(Records provided):
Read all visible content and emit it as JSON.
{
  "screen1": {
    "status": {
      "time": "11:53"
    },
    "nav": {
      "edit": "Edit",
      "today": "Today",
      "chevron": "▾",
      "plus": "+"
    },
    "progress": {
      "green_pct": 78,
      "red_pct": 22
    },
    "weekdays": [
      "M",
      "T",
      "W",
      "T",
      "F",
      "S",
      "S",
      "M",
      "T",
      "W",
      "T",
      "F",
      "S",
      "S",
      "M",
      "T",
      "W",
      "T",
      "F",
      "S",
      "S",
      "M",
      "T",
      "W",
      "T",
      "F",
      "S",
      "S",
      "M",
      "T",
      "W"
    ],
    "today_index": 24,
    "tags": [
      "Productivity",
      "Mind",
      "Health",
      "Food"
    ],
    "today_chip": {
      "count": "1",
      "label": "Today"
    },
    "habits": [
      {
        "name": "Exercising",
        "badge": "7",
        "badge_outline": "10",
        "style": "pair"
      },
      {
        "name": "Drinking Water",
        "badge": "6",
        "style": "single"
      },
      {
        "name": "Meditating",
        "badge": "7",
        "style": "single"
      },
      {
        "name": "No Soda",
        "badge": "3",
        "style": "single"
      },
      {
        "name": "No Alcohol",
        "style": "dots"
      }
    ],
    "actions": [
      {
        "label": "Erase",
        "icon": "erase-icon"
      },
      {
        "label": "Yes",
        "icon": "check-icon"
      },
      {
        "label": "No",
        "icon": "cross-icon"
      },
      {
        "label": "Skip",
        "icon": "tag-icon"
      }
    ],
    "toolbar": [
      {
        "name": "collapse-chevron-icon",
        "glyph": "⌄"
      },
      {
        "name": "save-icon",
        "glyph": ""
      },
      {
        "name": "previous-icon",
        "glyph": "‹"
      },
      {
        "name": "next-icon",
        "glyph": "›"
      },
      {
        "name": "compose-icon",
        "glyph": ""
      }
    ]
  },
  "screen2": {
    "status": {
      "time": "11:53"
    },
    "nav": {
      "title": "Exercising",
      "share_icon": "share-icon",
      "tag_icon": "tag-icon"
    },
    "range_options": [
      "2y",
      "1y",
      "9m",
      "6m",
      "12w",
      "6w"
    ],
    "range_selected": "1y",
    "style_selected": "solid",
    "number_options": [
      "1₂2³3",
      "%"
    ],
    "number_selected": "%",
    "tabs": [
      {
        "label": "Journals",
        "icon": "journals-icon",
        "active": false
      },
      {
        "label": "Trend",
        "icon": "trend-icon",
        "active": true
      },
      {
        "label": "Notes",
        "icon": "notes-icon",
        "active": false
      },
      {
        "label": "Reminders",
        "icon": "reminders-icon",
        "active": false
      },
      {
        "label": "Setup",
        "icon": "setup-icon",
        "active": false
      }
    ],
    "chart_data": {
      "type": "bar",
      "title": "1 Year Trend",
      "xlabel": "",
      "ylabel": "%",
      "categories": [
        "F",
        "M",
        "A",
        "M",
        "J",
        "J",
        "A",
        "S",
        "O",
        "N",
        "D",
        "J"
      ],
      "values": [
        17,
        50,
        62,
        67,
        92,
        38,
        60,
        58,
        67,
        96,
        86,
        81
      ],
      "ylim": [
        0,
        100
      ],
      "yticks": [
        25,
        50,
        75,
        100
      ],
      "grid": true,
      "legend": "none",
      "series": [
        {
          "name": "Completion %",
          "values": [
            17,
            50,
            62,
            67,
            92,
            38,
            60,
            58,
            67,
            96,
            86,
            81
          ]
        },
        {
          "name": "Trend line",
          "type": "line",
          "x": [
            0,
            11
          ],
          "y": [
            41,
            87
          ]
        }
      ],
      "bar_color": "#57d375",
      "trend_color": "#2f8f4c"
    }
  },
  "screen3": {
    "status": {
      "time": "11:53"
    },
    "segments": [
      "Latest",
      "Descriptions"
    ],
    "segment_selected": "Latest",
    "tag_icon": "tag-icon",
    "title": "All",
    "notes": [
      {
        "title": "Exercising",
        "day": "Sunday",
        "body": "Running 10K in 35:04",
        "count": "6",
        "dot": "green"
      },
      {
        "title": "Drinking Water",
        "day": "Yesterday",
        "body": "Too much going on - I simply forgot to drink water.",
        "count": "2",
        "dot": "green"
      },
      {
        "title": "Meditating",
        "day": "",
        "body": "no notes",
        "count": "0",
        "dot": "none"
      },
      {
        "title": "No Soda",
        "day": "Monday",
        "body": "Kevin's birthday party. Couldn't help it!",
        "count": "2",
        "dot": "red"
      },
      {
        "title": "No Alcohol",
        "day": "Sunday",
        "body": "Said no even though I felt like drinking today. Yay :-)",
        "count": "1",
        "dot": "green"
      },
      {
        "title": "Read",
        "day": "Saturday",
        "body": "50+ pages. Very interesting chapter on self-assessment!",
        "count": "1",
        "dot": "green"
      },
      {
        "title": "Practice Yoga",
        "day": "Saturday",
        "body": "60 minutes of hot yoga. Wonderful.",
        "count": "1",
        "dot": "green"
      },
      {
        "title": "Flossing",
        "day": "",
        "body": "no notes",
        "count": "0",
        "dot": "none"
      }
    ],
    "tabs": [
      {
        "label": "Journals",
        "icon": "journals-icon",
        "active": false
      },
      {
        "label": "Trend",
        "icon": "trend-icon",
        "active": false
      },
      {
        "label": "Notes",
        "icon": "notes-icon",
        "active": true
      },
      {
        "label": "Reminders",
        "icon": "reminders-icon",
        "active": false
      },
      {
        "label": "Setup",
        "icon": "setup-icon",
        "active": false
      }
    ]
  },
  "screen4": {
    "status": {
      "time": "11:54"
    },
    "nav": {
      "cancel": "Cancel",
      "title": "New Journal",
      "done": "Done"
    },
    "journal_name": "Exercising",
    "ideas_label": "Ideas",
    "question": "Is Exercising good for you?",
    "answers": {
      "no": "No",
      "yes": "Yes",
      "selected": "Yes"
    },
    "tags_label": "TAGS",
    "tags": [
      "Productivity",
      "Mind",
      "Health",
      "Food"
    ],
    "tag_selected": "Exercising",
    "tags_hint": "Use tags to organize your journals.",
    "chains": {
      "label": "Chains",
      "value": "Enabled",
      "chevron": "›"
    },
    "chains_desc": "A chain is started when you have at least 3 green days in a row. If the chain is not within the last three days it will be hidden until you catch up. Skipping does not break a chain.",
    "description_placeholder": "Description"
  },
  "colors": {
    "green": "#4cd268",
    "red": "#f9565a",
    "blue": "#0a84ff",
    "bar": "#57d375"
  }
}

(Work instructions):
Your task is to output the full set of records exactly as presented.

(Answer):
Read all visible content and emit it as JSON.
{
  "screen1": {
    "status": {
      "time": "11:53"
    },
    "nav": {
      "edit": "Edit",
      "today": "Today",
      "chevron": "▾",
      "plus": "+"
    },
    "progress": {
      "green_pct": 78,
      "red_pct": 22
    },
    "weekdays": [
      "M",
      "T",
      "W",
      "T",
      "F",
      "S",
      "S",
      "M",
      "T",
      "W",
      "T",
      "F",
      "S",
      "S",
      "M",
      "T",
      "W",
      "T",
      "F",
      "S",
      "S",
      "M",
      "T",
      "W",
      "T",
      "F",
      "S",
      "S",
      "M",
      "T",
      "W"
    ],
    "today_index": 24,
    "tags": [
      "Productivity",
      "Mind",
      "Health",
      "Food"
    ],
    "today_chip": {
      "count": "1",
      "label": "Today"
    },
    "habits": [
      {
        "name": "Exercising",
        "badge": "7",
        "badge_outline": "10",
        "style": "pair"
      },
      {
        "name": "Drinking Water",
        "badge": "6",
        "style": "single"
      },
      {
        "name": "Meditating",
        "badge": "7",
        "style": "single"
      },
      {
        "name": "No Soda",
        "badge": "3",
        "style": "single"
      },
      {
        "name": "No Alcohol",
        "style": "dots"
      }
    ],
    "actions": [
      {
        "label": "Erase",
        "icon": "erase-icon"
      },
      {
        "label": "Yes",
        "icon": "check-icon"
      },
      {
        "label": "No",
        "icon": "cross-icon"
      },
      {
        "label": "Skip",
        "icon": "tag-icon"
      }
    ],
    "toolbar": [
      {
        "name": "collapse-chevron-icon",
        "glyph": "⌄"
      },
      {
        "name": "save-icon",
        "glyph": ""
      },
      {
        "name": "previous-icon",
        "glyph": "‹"
      },
      {
        "name": "next-icon",
        "glyph": "›"
      },
      {
        "name": "compose-icon",
        "glyph": ""
      }
    ]
  },
  "screen2": {
    "status": {
      "time": "11:53"
    },
    "nav": {
      "title": "Exercising",
      "share_icon": "share-icon",
      "tag_icon": "tag-icon"
    },
    "range_options": [
      "2y",
      "1y",
      "9m",
      "6m",
      "12w",
      "6w"
    ],
    "range_selected": "1y",
    "style_selected": "solid",
    "number_options": [
      "1₂2³3",
      "%"
    ],
    "number_selected": "%",
    "tabs": [
      {
        "label": "Journals",
        "icon": "journals-icon",
        "active": false
      },
      {
        "label": "Trend",
        "icon": "trend-icon",
        "active": true
      },
      {
        "label": "Notes",
        "icon": "notes-icon",
        "active": false
      },
      {
        "label": "Reminders",
        "icon": "reminders-icon",
        "active": false
      },
      {
        "label": "Setup",
        "icon": "setup-icon",
        "active": false
      }
    ],
    "chart_data": {
      "type": "bar",
      "title": "1 Year Trend",
      "xlabel": "",
      "ylabel": "%",
      "categories": [
        "F",
        "M",
        "A",
        "M",
        "J",
        "J",
        "A",
        "S",
        "O",
        "N",
        "D",
        "J"
      ],
      "values": [
        17,
        50,
        62,
        67,
        92,
        38,
        60,
        58,
        67,
        96,
        86,
        81
      ],
      "ylim": [
        0,
        100
      ],
      "yticks": [
        25,
        50,
        75,
        100
      ],
      "grid": true,
      "legend": "none",
      "series": [
        {
          "name": "Completion %",
          "values": [
            17,
            50,
            62,
            67,
            92,
            38,
            60,
            58,
            67,
            96,
            86,
            81
          ]
        },
        {
          "name": "Trend line",
          "type": "line",
          "x": [
            0,
            11
          ],
          "y": [
            41,
            87
          ]
        }
      ],
      "bar_color": "#57d375",
      "trend_color": "#2f8f4c"
    }
  },
  "screen3": {
    "status": {
      "time": "11:53"
    },
    "segments": [
      "Latest",
      "Descriptions"
    ],
    "segment_selected": "Latest",
    "tag_icon": "tag-icon",
    "title": "All",
    "notes": [
      {
        "title": "Exercising",
        "day": "Sunday",
        "body": "Running 10K in 35:04",
        "count": "6",
        "dot": "green"
      },
      {
        "title": "Drinking Water",
        "day": "Yesterday",
        "body": "Too much going on - I simply forgot to drink water.",
        "count": "2",
        "dot": "green"
      },
      {
        "title": "Meditating",
        "day": "",
        "body": "no notes",
        "count": "0",
        "dot": "none"
      },
      {
        "title": "No Soda",
        "day": "Monday",
        "body": "Kevin's birthday party. Couldn't help it!",
        "count": "2",
        "dot": "red"
      },
      {
        "title": "No Alcohol",
        "day": "Sunday",
        "body": "Said no even though I felt like drinking today. Yay :-)",
        "count": "1",
        "dot": "green"
      },
      {
        "title": "Read",
        "day": "Saturday",
        "body": "50+ pages. Very interesting chapter on self-assessment!",
        "count": "1",
        "dot": "green"
      },
      {
        "title": "Practice Yoga",
        "day": "Saturday",
        "body": "60 minutes of hot yoga. Wonderful.",
        "count": "1",
        "dot": "green"
      },
      {
        "title": "Flossing",
        "day": "",
        "body": "no notes",
        "count": "0",
        "dot": "none"
      }
    ],
    "tabs": [
      {
        "label": "Journals",
        "icon": "journals-icon",
        "active": false
      },
      {
        "label": "Trend",
        "icon": "trend-icon",
        "active": false
      },
      {
        "label": "Notes",
        "icon": "notes-icon",
        "active": true
      },
      {
        "label": "Reminders",
        "icon": "reminders-icon",
        "active": false
      },
      {
        "label": "Setup",
        "icon": "setup-icon",
        "active": false
      }
    ]
  },
  "screen4": {
    "status": {
      "time": "11:54"
    },
    "nav": {
      "cancel": "Cancel",
      "title": "New Journal",
      "done": "Done"
    },
    "journal_name": "Exercising",
    "ideas_label": "Ideas",
    "question": "Is Exercising good for you?",
    "answers": {
      "no": "No",
      "yes": "Yes",
      "selected": "Yes"
    },
    "tags_label": "TAGS",
    "tags": [
      "Productivity",
      "Mind",
      "Health",
      "Food"
    ],
    "tag_selected": "Exercising",
    "tags_hint": "Use tags to organize your journals.",
    "chains": {
      "label": "Chains",
      "value": "Enabled",
      "chevron": "›"
    },
    "chains_desc": "A chain is started when you have at least 3 green days in a row. If the chain is not within the last three days it will be hidden until you catch up. Skipping does not break a chain.",
    "description_placeholder": "Description"
  },
  "colors": {
    "green": "#4cd268",
    "red": "#f9565a",
    "blue": "#0a84ff",
    "bar": "#57d375"
  }
}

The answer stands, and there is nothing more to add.